### Task prompt
Below are some entries. Work out how many of their lines hold the word "Tracker", and write that number alone.

(Data entries for graphics)
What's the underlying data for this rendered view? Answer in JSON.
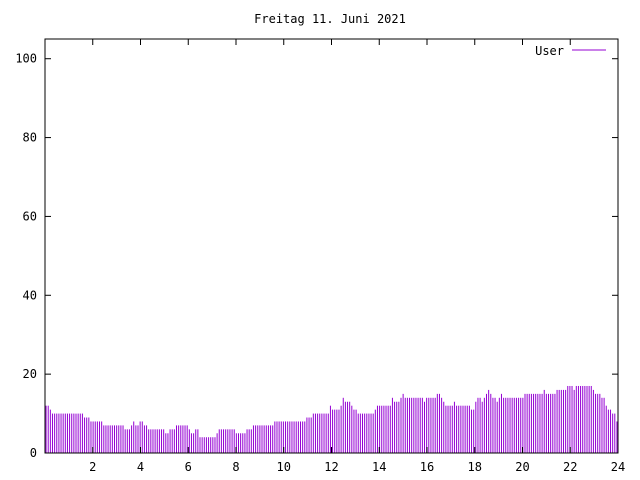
{
  "chart_data": {
    "type": "bar",
    "title": "Freitag 11. Juni 2021",
    "xlabel": "",
    "ylabel": "",
    "xlim": [
      0,
      24
    ],
    "ylim": [
      0,
      105
    ],
    "x_ticks": [
      2,
      4,
      6,
      8,
      10,
      12,
      14,
      16,
      18,
      20,
      22,
      24
    ],
    "y_ticks": [
      0,
      20,
      40,
      60,
      80,
      100
    ],
    "grid": false,
    "legend_position": "top-right",
    "series": [
      {
        "name": "User",
        "color": "#9400d3",
        "values": [
          12,
          12,
          11,
          10,
          10,
          10,
          10,
          10,
          10,
          10,
          10,
          10,
          10,
          10,
          10,
          10,
          10,
          10,
          9,
          9,
          9,
          8,
          8,
          8,
          8,
          8,
          8,
          7,
          7,
          7,
          7,
          7,
          7,
          7,
          7,
          7,
          7,
          6,
          6,
          6,
          7,
          8,
          7,
          7,
          8,
          8,
          7,
          7,
          6,
          6,
          6,
          6,
          6,
          6,
          6,
          6,
          5,
          5,
          6,
          6,
          6,
          7,
          7,
          7,
          7,
          7,
          7,
          6,
          5,
          5,
          6,
          6,
          4,
          4,
          4,
          4,
          4,
          4,
          4,
          4,
          5,
          6,
          6,
          6,
          6,
          6,
          6,
          6,
          6,
          5,
          5,
          5,
          5,
          5,
          6,
          6,
          6,
          7,
          7,
          7,
          7,
          7,
          7,
          7,
          7,
          7,
          7,
          8,
          8,
          8,
          8,
          8,
          8,
          8,
          8,
          8,
          8,
          8,
          8,
          8,
          8,
          8,
          9,
          9,
          9,
          10,
          10,
          10,
          10,
          10,
          10,
          10,
          10,
          12,
          11,
          11,
          11,
          11,
          12,
          14,
          13,
          13,
          13,
          12,
          11,
          11,
          10,
          10,
          10,
          10,
          10,
          10,
          10,
          10,
          11,
          12,
          12,
          12,
          12,
          12,
          12,
          12,
          14,
          13,
          13,
          13,
          14,
          15,
          14,
          14,
          14,
          14,
          14,
          14,
          14,
          14,
          14,
          13,
          14,
          14,
          14,
          14,
          14,
          15,
          15,
          14,
          13,
          12,
          12,
          12,
          12,
          13,
          12,
          12,
          12,
          12,
          12,
          12,
          12,
          11,
          11,
          13,
          14,
          14,
          13,
          14,
          15,
          16,
          15,
          14,
          14,
          13,
          14,
          15,
          14,
          14,
          14,
          14,
          14,
          14,
          14,
          14,
          14,
          14,
          15,
          15,
          15,
          15,
          15,
          15,
          15,
          15,
          15,
          16,
          15,
          15,
          15,
          15,
          15,
          16,
          16,
          16,
          16,
          16,
          17,
          17,
          17,
          16,
          17,
          17,
          17,
          17,
          17,
          17,
          17,
          17,
          16,
          15,
          15,
          15,
          14,
          14,
          12,
          11,
          11,
          10,
          10,
          8
        ]
      }
    ]
  },
  "colors": {
    "series": "#9400d3",
    "axis": "#000000",
    "background": "#ffffff"
  }
}
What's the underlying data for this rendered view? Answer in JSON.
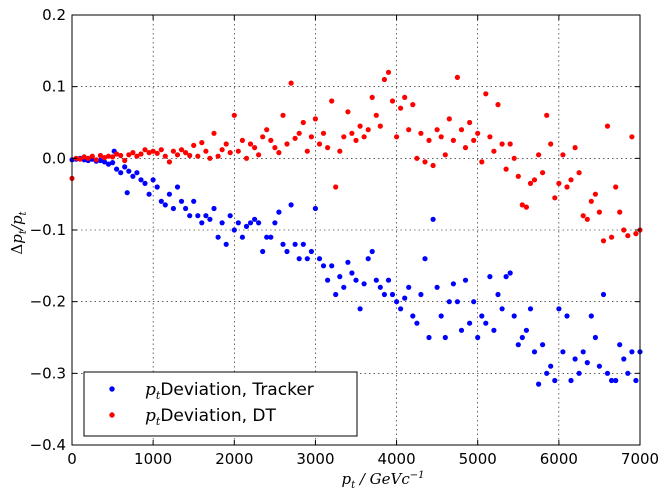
{
  "chart_data": {
    "type": "scatter",
    "title": "",
    "xlabel": "p_t / GeVc^-1",
    "ylabel": "Δp_t/p_t",
    "xlim": [
      0,
      7000
    ],
    "ylim": [
      -0.4,
      0.2
    ],
    "x_ticks": [
      0,
      1000,
      2000,
      3000,
      4000,
      5000,
      6000,
      7000
    ],
    "y_ticks": [
      -0.4,
      -0.3,
      -0.2,
      -0.1,
      0.0,
      0.1,
      0.2
    ],
    "x_tick_labels": [
      "0",
      "1000",
      "2000",
      "3000",
      "4000",
      "5000",
      "6000",
      "7000"
    ],
    "y_tick_labels": [
      "−0.4",
      "−0.3",
      "−0.2",
      "−0.1",
      "0.0",
      "0.1",
      "0.2"
    ],
    "grid": true,
    "legend_position": "lower-left",
    "series": [
      {
        "name": "p_t Deviation, Tracker",
        "legend_label": "Deviation, Tracker",
        "color": "#0000ff",
        "points": [
          [
            0,
            -0.002
          ],
          [
            50,
            -0.001
          ],
          [
            100,
            0.0
          ],
          [
            150,
            -0.002
          ],
          [
            200,
            -0.003
          ],
          [
            250,
            -0.001
          ],
          [
            300,
            -0.004
          ],
          [
            350,
            -0.003
          ],
          [
            400,
            -0.005
          ],
          [
            450,
            -0.008
          ],
          [
            500,
            -0.006
          ],
          [
            520,
            0.01
          ],
          [
            550,
            -0.015
          ],
          [
            600,
            -0.02
          ],
          [
            650,
            -0.012
          ],
          [
            680,
            -0.048
          ],
          [
            700,
            -0.018
          ],
          [
            750,
            -0.025
          ],
          [
            800,
            -0.02
          ],
          [
            850,
            -0.03
          ],
          [
            900,
            -0.035
          ],
          [
            950,
            -0.05
          ],
          [
            1000,
            -0.03
          ],
          [
            1050,
            -0.04
          ],
          [
            1100,
            -0.06
          ],
          [
            1150,
            -0.065
          ],
          [
            1200,
            -0.05
          ],
          [
            1250,
            -0.07
          ],
          [
            1300,
            -0.04
          ],
          [
            1350,
            -0.06
          ],
          [
            1400,
            -0.07
          ],
          [
            1450,
            -0.08
          ],
          [
            1500,
            -0.06
          ],
          [
            1550,
            -0.08
          ],
          [
            1600,
            -0.09
          ],
          [
            1650,
            -0.08
          ],
          [
            1700,
            -0.085
          ],
          [
            1750,
            -0.07
          ],
          [
            1800,
            -0.11
          ],
          [
            1850,
            -0.09
          ],
          [
            1900,
            -0.12
          ],
          [
            1950,
            -0.08
          ],
          [
            2000,
            -0.1
          ],
          [
            2050,
            -0.09
          ],
          [
            2100,
            -0.11
          ],
          [
            2150,
            -0.095
          ],
          [
            2200,
            -0.09
          ],
          [
            2250,
            -0.085
          ],
          [
            2300,
            -0.09
          ],
          [
            2350,
            -0.13
          ],
          [
            2400,
            -0.11
          ],
          [
            2450,
            -0.11
          ],
          [
            2500,
            -0.09
          ],
          [
            2550,
            -0.075
          ],
          [
            2600,
            -0.12
          ],
          [
            2650,
            -0.13
          ],
          [
            2700,
            -0.065
          ],
          [
            2750,
            -0.12
          ],
          [
            2800,
            -0.14
          ],
          [
            2850,
            -0.12
          ],
          [
            2900,
            -0.14
          ],
          [
            2950,
            -0.13
          ],
          [
            3000,
            -0.07
          ],
          [
            3050,
            -0.14
          ],
          [
            3100,
            -0.15
          ],
          [
            3150,
            -0.17
          ],
          [
            3200,
            -0.15
          ],
          [
            3250,
            -0.19
          ],
          [
            3300,
            -0.165
          ],
          [
            3350,
            -0.18
          ],
          [
            3400,
            -0.145
          ],
          [
            3450,
            -0.16
          ],
          [
            3500,
            -0.17
          ],
          [
            3550,
            -0.21
          ],
          [
            3600,
            -0.175
          ],
          [
            3650,
            -0.14
          ],
          [
            3700,
            -0.13
          ],
          [
            3750,
            -0.17
          ],
          [
            3800,
            -0.18
          ],
          [
            3850,
            -0.19
          ],
          [
            3900,
            -0.17
          ],
          [
            3950,
            -0.19
          ],
          [
            4000,
            -0.2
          ],
          [
            4050,
            -0.21
          ],
          [
            4100,
            -0.195
          ],
          [
            4150,
            -0.18
          ],
          [
            4200,
            -0.22
          ],
          [
            4250,
            -0.23
          ],
          [
            4300,
            -0.19
          ],
          [
            4350,
            -0.14
          ],
          [
            4400,
            -0.25
          ],
          [
            4450,
            -0.085
          ],
          [
            4500,
            -0.18
          ],
          [
            4550,
            -0.22
          ],
          [
            4600,
            -0.25
          ],
          [
            4650,
            -0.2
          ],
          [
            4700,
            -0.175
          ],
          [
            4750,
            -0.2
          ],
          [
            4800,
            -0.24
          ],
          [
            4850,
            -0.17
          ],
          [
            4900,
            -0.23
          ],
          [
            4950,
            -0.2
          ],
          [
            5000,
            -0.25
          ],
          [
            5050,
            -0.22
          ],
          [
            5100,
            -0.23
          ],
          [
            5150,
            -0.165
          ],
          [
            5200,
            -0.24
          ],
          [
            5250,
            -0.19
          ],
          [
            5300,
            -0.21
          ],
          [
            5350,
            -0.165
          ],
          [
            5400,
            -0.16
          ],
          [
            5450,
            -0.22
          ],
          [
            5500,
            -0.26
          ],
          [
            5550,
            -0.25
          ],
          [
            5600,
            -0.24
          ],
          [
            5650,
            -0.21
          ],
          [
            5700,
            -0.27
          ],
          [
            5750,
            -0.315
          ],
          [
            5800,
            -0.26
          ],
          [
            5850,
            -0.3
          ],
          [
            5900,
            -0.29
          ],
          [
            5950,
            -0.31
          ],
          [
            6000,
            -0.21
          ],
          [
            6050,
            -0.27
          ],
          [
            6100,
            -0.22
          ],
          [
            6150,
            -0.31
          ],
          [
            6200,
            -0.28
          ],
          [
            6250,
            -0.3
          ],
          [
            6300,
            -0.27
          ],
          [
            6350,
            -0.285
          ],
          [
            6400,
            -0.22
          ],
          [
            6450,
            -0.25
          ],
          [
            6500,
            -0.29
          ],
          [
            6550,
            -0.19
          ],
          [
            6600,
            -0.3
          ],
          [
            6650,
            -0.31
          ],
          [
            6700,
            -0.31
          ],
          [
            6750,
            -0.26
          ],
          [
            6800,
            -0.28
          ],
          [
            6850,
            -0.3
          ],
          [
            6900,
            -0.27
          ],
          [
            6950,
            -0.31
          ],
          [
            7000,
            -0.27
          ]
        ]
      },
      {
        "name": "p_t Deviation, DT",
        "legend_label": "Deviation, DT",
        "color": "#ff0000",
        "points": [
          [
            0,
            -0.028
          ],
          [
            50,
            0.0
          ],
          [
            100,
            -0.001
          ],
          [
            150,
            0.002
          ],
          [
            200,
            0.0
          ],
          [
            250,
            0.003
          ],
          [
            300,
            -0.002
          ],
          [
            350,
            0.004
          ],
          [
            400,
            0.001
          ],
          [
            450,
            0.003
          ],
          [
            500,
            0.002
          ],
          [
            550,
            0.006
          ],
          [
            600,
            0.004
          ],
          [
            650,
            -0.003
          ],
          [
            700,
            0.005
          ],
          [
            750,
            0.008
          ],
          [
            800,
            0.003
          ],
          [
            850,
            0.006
          ],
          [
            900,
            0.012
          ],
          [
            950,
            0.008
          ],
          [
            1000,
            0.01
          ],
          [
            1050,
            0.007
          ],
          [
            1100,
            0.012
          ],
          [
            1150,
            0.003
          ],
          [
            1200,
            -0.005
          ],
          [
            1250,
            0.01
          ],
          [
            1300,
            0.005
          ],
          [
            1350,
            0.012
          ],
          [
            1400,
            0.008
          ],
          [
            1450,
            0.004
          ],
          [
            1500,
            0.018
          ],
          [
            1550,
            0.003
          ],
          [
            1600,
            0.022
          ],
          [
            1650,
            0.01
          ],
          [
            1700,
            0.0
          ],
          [
            1750,
            0.035
          ],
          [
            1800,
            0.003
          ],
          [
            1850,
            0.012
          ],
          [
            1900,
            0.02
          ],
          [
            1950,
            0.008
          ],
          [
            2000,
            0.06
          ],
          [
            2050,
            0.01
          ],
          [
            2100,
            0.025
          ],
          [
            2150,
            0.0
          ],
          [
            2200,
            0.02
          ],
          [
            2250,
            0.015
          ],
          [
            2300,
            0.005
          ],
          [
            2350,
            0.03
          ],
          [
            2400,
            0.04
          ],
          [
            2450,
            0.025
          ],
          [
            2500,
            0.015
          ],
          [
            2550,
            0.008
          ],
          [
            2600,
            0.06
          ],
          [
            2650,
            0.02
          ],
          [
            2700,
            0.105
          ],
          [
            2750,
            0.028
          ],
          [
            2800,
            0.035
          ],
          [
            2850,
            0.05
          ],
          [
            2900,
            0.01
          ],
          [
            2950,
            0.03
          ],
          [
            3000,
            0.055
          ],
          [
            3050,
            0.02
          ],
          [
            3100,
            0.035
          ],
          [
            3150,
            0.015
          ],
          [
            3200,
            0.08
          ],
          [
            3250,
            -0.04
          ],
          [
            3300,
            0.01
          ],
          [
            3350,
            0.03
          ],
          [
            3400,
            0.065
          ],
          [
            3450,
            0.035
          ],
          [
            3500,
            0.025
          ],
          [
            3550,
            0.045
          ],
          [
            3600,
            0.03
          ],
          [
            3650,
            0.04
          ],
          [
            3700,
            0.085
          ],
          [
            3750,
            0.06
          ],
          [
            3800,
            0.045
          ],
          [
            3850,
            0.11
          ],
          [
            3900,
            0.12
          ],
          [
            3950,
            0.08
          ],
          [
            4000,
            0.03
          ],
          [
            4050,
            0.07
          ],
          [
            4100,
            0.085
          ],
          [
            4150,
            0.04
          ],
          [
            4200,
            0.075
          ],
          [
            4250,
            0.0
          ],
          [
            4300,
            0.035
          ],
          [
            4350,
            -0.005
          ],
          [
            4400,
            0.025
          ],
          [
            4450,
            -0.01
          ],
          [
            4500,
            0.04
          ],
          [
            4550,
            0.03
          ],
          [
            4600,
            0.005
          ],
          [
            4650,
            0.055
          ],
          [
            4700,
            0.025
          ],
          [
            4750,
            0.113
          ],
          [
            4800,
            0.04
          ],
          [
            4850,
            0.015
          ],
          [
            4900,
            0.05
          ],
          [
            4950,
            0.025
          ],
          [
            5000,
            0.035
          ],
          [
            5050,
            -0.005
          ],
          [
            5100,
            0.09
          ],
          [
            5150,
            0.03
          ],
          [
            5200,
            0.01
          ],
          [
            5250,
            0.075
          ],
          [
            5300,
            0.02
          ],
          [
            5350,
            -0.015
          ],
          [
            5400,
            0.02
          ],
          [
            5450,
            0.0
          ],
          [
            5500,
            -0.025
          ],
          [
            5550,
            -0.065
          ],
          [
            5600,
            -0.068
          ],
          [
            5650,
            -0.035
          ],
          [
            5700,
            -0.03
          ],
          [
            5750,
            0.005
          ],
          [
            5800,
            -0.02
          ],
          [
            5850,
            0.06
          ],
          [
            5900,
            0.02
          ],
          [
            5950,
            -0.055
          ],
          [
            6000,
            -0.035
          ],
          [
            6050,
            0.005
          ],
          [
            6100,
            -0.04
          ],
          [
            6150,
            -0.03
          ],
          [
            6200,
            0.015
          ],
          [
            6250,
            -0.02
          ],
          [
            6300,
            -0.08
          ],
          [
            6350,
            -0.085
          ],
          [
            6400,
            -0.06
          ],
          [
            6450,
            -0.05
          ],
          [
            6500,
            -0.075
          ],
          [
            6550,
            -0.115
          ],
          [
            6600,
            0.045
          ],
          [
            6650,
            -0.11
          ],
          [
            6700,
            -0.04
          ],
          [
            6750,
            -0.075
          ],
          [
            6800,
            -0.1
          ],
          [
            6850,
            -0.108
          ],
          [
            6900,
            0.03
          ],
          [
            6950,
            -0.105
          ],
          [
            7000,
            -0.1
          ]
        ]
      }
    ]
  }
}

### Response for this exercise
2